Records provided –

Content starts

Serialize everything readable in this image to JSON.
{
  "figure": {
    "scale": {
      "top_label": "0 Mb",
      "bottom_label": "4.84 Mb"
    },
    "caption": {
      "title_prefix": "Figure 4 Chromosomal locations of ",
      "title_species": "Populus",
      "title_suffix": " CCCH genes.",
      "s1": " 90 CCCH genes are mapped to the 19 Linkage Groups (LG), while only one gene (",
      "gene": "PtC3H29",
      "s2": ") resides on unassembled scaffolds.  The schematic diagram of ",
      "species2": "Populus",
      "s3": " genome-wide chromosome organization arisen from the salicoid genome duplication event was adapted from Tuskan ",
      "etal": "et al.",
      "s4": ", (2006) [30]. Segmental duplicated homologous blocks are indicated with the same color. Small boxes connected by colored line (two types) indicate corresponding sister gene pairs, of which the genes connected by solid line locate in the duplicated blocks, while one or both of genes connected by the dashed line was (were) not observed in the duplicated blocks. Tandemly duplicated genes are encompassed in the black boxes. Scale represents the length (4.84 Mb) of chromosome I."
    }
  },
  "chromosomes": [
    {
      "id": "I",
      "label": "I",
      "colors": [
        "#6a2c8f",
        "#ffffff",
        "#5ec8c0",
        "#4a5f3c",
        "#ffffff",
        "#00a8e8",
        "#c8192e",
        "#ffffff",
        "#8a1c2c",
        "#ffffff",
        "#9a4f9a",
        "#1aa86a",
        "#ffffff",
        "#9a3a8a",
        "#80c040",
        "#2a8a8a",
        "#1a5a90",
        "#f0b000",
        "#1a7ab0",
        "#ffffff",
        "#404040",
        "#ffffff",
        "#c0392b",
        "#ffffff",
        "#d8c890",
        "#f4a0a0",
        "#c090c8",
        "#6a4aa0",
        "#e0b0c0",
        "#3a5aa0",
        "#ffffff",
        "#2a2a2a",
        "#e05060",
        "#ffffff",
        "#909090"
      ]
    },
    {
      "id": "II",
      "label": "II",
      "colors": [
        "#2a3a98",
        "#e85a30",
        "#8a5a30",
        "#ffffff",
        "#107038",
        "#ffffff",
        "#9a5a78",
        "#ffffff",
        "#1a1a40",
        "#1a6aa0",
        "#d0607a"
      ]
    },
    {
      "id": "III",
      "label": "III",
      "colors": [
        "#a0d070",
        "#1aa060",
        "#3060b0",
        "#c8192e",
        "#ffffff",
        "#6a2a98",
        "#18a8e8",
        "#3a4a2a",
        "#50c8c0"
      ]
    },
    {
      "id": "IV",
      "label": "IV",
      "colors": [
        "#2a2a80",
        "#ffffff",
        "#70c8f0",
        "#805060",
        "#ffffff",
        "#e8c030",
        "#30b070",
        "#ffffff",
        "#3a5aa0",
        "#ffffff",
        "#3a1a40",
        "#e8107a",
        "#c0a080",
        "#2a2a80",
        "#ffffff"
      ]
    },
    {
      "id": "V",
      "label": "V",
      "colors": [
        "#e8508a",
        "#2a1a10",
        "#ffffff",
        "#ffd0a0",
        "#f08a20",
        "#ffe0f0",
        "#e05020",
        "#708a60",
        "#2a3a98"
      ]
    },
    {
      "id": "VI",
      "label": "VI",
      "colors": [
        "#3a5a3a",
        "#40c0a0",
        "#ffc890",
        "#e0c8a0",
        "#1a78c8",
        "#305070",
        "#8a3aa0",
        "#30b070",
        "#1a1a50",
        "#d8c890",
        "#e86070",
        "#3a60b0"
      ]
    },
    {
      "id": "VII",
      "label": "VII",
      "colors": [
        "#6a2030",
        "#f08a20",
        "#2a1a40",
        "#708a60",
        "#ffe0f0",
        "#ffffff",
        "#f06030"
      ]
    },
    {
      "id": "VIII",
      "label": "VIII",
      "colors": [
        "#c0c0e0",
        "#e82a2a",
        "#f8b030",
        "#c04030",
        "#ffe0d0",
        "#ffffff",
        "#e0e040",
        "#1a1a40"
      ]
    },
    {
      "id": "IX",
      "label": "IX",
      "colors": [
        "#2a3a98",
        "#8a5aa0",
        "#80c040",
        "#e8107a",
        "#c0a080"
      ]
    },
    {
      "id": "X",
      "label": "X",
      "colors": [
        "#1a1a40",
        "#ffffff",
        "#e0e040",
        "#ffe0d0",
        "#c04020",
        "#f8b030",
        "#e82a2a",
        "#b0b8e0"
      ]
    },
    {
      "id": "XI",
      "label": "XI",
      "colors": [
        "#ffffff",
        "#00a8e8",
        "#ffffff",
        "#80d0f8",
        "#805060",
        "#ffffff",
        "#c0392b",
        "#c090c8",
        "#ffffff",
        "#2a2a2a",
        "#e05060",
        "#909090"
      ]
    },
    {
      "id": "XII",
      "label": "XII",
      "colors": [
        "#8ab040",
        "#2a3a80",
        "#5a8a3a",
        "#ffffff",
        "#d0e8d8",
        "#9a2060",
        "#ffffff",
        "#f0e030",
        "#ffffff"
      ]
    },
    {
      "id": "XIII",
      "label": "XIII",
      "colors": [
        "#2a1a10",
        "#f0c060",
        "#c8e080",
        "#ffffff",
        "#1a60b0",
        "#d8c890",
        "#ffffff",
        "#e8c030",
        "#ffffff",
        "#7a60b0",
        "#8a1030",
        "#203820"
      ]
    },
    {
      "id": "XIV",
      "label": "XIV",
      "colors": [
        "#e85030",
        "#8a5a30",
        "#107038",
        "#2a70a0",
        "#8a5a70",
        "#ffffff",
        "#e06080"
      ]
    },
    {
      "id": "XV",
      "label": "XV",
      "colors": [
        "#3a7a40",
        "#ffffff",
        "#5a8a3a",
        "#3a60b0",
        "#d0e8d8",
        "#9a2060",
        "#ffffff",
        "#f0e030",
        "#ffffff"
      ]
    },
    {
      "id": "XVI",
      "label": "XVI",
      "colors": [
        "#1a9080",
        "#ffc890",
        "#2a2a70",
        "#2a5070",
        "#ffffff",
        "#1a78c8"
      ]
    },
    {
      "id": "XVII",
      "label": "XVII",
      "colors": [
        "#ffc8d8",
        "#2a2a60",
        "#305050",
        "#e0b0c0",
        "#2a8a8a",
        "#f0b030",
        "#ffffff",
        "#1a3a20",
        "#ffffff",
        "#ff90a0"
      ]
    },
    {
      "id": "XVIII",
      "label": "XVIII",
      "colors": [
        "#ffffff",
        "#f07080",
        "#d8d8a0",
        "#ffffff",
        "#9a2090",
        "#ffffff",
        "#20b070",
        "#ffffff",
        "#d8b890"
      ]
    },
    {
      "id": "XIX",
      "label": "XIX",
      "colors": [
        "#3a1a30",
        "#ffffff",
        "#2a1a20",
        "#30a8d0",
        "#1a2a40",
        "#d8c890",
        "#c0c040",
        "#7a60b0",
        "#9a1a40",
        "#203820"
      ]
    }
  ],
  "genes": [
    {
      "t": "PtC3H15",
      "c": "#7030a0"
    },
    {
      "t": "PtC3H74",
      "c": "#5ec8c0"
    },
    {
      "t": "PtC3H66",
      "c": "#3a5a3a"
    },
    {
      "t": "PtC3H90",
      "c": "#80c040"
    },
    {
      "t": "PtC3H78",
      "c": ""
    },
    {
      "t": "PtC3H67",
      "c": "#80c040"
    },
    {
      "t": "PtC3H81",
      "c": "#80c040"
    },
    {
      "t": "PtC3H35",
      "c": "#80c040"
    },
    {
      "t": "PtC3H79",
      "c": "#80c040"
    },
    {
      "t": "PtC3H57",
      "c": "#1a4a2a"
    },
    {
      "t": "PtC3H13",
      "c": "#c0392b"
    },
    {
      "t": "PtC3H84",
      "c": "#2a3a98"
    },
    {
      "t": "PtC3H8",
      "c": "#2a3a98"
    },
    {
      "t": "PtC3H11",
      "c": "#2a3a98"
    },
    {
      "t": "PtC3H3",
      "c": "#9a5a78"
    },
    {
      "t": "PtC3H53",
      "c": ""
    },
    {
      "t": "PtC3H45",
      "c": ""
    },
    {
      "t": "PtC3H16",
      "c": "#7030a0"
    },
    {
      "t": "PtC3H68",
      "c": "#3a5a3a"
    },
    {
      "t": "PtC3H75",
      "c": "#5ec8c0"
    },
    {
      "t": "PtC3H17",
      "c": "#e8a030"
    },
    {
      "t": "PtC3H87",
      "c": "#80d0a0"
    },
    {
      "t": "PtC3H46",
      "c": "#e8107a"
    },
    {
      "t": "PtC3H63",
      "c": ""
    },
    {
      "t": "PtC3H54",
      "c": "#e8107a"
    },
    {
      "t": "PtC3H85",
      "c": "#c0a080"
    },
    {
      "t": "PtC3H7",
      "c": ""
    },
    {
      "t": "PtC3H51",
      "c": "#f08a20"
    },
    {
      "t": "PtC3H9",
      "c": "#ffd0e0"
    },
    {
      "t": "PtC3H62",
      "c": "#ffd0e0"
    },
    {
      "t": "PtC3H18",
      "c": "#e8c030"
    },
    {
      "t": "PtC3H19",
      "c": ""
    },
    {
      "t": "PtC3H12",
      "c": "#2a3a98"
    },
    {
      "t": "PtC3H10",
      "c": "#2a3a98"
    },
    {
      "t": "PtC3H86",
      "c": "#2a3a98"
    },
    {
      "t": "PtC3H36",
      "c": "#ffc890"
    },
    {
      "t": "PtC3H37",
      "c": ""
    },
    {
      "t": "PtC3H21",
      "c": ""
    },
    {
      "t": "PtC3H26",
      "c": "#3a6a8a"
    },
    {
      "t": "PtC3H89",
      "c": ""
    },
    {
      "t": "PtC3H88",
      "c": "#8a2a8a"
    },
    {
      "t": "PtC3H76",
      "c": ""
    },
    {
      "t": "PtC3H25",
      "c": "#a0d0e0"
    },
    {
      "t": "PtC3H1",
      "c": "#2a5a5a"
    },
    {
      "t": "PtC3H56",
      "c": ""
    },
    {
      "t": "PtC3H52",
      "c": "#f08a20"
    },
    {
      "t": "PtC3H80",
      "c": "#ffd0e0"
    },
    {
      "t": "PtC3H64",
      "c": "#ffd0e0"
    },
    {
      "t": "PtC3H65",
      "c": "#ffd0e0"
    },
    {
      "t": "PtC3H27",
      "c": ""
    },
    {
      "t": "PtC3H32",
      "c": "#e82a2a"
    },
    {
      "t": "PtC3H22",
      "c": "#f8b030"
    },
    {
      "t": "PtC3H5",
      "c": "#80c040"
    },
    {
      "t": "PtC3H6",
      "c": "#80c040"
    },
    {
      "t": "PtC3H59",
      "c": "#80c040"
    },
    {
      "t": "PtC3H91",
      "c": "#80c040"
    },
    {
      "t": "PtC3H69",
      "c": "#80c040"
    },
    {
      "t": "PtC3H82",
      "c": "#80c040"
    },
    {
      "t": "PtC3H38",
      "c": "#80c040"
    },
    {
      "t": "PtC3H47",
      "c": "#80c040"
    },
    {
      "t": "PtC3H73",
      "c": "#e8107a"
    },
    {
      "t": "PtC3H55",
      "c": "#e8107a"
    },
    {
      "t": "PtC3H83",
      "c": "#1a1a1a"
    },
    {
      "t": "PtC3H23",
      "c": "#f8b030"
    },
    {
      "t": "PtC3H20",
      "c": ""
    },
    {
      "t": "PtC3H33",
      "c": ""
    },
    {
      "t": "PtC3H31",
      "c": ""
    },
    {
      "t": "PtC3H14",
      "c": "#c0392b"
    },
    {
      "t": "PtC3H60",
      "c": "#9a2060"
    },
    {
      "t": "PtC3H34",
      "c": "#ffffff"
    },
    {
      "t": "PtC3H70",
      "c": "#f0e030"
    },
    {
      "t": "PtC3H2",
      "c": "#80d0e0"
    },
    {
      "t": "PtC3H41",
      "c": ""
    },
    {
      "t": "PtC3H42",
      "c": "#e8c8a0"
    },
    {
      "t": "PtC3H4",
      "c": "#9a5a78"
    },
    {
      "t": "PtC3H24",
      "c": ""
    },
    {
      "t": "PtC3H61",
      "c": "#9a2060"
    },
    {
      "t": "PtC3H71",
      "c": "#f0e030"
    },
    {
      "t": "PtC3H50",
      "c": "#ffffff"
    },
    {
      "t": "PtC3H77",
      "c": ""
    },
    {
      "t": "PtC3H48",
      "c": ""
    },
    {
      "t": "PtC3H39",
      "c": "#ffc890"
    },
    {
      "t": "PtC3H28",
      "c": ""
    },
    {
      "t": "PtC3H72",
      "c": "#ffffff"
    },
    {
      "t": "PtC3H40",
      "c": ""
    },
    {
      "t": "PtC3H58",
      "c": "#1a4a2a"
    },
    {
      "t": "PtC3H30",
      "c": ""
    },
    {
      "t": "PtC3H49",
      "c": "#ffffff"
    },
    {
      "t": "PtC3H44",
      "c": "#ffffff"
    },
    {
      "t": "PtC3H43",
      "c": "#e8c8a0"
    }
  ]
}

Content ends

Problem description –
Copy out each line in the listing that has the word "Populus".

Completed task –
      "title_species": "Populus",
      "species2": "Populus",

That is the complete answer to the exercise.